▸ **WHAT THE TASK REQUIRES**
Copy out every line that contains the word "ามะเฟ".
═══ RECORDS ═══
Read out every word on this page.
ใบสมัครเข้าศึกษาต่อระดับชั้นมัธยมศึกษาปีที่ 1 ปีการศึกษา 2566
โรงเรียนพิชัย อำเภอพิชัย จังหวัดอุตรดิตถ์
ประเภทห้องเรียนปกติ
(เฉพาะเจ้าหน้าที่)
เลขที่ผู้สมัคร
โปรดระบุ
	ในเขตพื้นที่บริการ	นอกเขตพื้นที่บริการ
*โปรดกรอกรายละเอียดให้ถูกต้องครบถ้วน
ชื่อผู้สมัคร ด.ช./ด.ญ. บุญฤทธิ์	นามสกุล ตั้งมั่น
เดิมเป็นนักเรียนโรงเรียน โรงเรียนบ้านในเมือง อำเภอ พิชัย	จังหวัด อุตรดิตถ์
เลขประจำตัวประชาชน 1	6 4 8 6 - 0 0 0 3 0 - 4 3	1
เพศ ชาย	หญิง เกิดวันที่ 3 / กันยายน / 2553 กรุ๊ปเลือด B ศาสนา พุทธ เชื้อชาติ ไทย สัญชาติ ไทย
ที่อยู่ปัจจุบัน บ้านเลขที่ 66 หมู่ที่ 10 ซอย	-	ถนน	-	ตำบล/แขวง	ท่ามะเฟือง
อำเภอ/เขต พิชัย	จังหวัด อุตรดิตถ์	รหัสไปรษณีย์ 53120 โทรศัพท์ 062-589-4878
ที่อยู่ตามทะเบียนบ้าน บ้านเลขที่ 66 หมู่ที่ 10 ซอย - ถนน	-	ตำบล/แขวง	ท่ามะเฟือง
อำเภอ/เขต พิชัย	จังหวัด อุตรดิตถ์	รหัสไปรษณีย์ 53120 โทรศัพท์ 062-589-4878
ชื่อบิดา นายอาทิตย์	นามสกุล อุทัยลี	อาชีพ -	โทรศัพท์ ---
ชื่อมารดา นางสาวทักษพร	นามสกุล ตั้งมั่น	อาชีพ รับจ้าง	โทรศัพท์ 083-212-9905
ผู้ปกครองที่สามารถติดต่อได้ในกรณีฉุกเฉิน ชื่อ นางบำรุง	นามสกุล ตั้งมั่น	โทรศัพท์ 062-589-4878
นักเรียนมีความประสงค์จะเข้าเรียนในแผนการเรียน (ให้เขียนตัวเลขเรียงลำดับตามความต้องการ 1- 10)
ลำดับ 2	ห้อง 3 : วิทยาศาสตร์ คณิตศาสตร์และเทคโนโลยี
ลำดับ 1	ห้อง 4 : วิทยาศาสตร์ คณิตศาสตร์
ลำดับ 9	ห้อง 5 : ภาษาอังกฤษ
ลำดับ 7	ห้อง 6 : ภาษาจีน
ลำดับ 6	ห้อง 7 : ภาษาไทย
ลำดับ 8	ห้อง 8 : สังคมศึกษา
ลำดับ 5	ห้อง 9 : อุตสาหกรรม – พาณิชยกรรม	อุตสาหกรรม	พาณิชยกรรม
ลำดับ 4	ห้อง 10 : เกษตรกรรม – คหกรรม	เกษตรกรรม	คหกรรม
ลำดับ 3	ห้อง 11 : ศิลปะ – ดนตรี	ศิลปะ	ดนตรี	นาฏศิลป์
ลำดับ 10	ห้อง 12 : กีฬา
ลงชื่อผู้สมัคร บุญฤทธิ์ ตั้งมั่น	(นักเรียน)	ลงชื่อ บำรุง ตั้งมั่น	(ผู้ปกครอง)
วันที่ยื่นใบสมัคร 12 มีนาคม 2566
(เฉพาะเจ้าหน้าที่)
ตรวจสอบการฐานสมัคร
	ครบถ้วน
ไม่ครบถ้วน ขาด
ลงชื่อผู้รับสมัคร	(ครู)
═══
▸ **FULL RESPONSE**
ที่อยู่ปัจจุบัน บ้านเลขที่ 66 หมู่ที่ 10 ซอย	-	ถนน	-	ตำบล/แขวง	ท่ามะเฟือง
ที่อยู่ตามทะเบียนบ้าน บ้านเลขที่ 66 หมู่ที่ 10 ซอย - ถนน	-	ตำบล/แขวง	ท่ามะเฟือง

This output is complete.